┏━━

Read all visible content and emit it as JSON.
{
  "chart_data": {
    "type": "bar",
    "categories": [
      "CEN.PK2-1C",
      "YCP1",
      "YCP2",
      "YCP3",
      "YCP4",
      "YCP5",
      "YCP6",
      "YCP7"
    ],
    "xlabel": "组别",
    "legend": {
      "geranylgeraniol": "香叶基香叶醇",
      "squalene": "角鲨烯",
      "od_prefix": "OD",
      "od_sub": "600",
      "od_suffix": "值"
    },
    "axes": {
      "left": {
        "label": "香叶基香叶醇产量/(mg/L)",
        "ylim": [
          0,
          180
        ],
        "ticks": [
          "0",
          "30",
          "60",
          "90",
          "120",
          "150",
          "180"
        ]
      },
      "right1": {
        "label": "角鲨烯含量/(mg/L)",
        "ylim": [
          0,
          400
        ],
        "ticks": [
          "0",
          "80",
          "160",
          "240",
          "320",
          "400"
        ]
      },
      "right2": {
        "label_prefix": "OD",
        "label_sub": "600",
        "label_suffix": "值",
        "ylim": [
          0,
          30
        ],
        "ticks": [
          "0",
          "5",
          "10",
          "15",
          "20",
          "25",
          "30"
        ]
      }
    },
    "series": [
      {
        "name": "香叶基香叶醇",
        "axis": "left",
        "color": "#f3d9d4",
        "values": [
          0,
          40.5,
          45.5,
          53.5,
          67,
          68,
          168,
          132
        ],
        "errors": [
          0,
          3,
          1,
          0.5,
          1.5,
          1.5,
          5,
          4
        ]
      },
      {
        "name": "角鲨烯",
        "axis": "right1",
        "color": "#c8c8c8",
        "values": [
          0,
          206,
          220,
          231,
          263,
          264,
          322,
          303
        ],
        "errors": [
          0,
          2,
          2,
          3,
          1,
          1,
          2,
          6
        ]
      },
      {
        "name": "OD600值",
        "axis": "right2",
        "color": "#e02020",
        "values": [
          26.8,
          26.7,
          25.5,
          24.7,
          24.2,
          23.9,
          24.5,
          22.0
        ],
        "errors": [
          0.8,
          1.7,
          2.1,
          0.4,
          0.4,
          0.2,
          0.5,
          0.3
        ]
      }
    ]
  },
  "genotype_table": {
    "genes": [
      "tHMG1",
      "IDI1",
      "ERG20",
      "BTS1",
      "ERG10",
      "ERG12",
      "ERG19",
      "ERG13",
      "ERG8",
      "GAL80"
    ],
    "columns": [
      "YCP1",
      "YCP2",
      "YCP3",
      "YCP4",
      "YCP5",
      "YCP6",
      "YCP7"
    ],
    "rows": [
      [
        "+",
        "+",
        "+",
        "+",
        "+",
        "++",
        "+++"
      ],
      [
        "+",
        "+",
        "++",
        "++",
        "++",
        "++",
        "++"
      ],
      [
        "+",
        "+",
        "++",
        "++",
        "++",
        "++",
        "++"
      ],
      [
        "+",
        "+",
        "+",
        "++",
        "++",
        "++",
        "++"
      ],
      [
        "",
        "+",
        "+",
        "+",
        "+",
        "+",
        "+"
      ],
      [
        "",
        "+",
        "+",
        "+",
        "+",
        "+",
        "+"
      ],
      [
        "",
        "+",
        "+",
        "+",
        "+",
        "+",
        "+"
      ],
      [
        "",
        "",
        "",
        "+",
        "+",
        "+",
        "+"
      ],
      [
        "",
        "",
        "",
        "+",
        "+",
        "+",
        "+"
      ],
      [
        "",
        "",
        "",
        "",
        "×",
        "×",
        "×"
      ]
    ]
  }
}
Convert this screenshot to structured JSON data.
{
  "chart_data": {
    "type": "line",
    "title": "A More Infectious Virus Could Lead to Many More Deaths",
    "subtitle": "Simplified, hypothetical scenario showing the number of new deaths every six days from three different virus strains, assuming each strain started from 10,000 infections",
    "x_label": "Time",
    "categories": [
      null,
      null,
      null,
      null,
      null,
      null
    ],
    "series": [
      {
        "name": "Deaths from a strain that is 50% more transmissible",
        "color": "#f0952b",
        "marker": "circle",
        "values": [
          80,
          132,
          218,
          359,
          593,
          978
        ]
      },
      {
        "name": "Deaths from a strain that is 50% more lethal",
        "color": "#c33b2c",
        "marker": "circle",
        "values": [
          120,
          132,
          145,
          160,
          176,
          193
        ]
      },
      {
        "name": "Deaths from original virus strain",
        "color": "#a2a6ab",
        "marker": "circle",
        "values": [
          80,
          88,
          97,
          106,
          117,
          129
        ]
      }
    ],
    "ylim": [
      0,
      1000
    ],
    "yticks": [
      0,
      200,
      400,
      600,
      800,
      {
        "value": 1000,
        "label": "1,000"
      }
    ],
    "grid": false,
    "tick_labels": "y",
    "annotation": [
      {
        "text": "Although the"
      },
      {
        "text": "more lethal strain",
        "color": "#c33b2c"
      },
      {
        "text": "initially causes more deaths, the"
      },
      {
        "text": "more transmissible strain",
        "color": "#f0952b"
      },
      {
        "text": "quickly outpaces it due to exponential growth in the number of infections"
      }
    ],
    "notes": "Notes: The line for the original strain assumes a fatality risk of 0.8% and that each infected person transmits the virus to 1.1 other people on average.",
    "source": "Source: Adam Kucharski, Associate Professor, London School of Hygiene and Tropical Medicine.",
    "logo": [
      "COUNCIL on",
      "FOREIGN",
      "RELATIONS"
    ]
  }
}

┗━━

From the material above, copy every line that has the word "color" in it.

Solution for this problem >>
        "color": "#f3d9d4",
        "color": "#c8c8c8",
        "color": "#e02020",
        "color": "#f0952b",
        "color": "#c33b2c",
        "color": "#a2a6ab",
        "color": "#c33b2c"
        "color": "#f0952b"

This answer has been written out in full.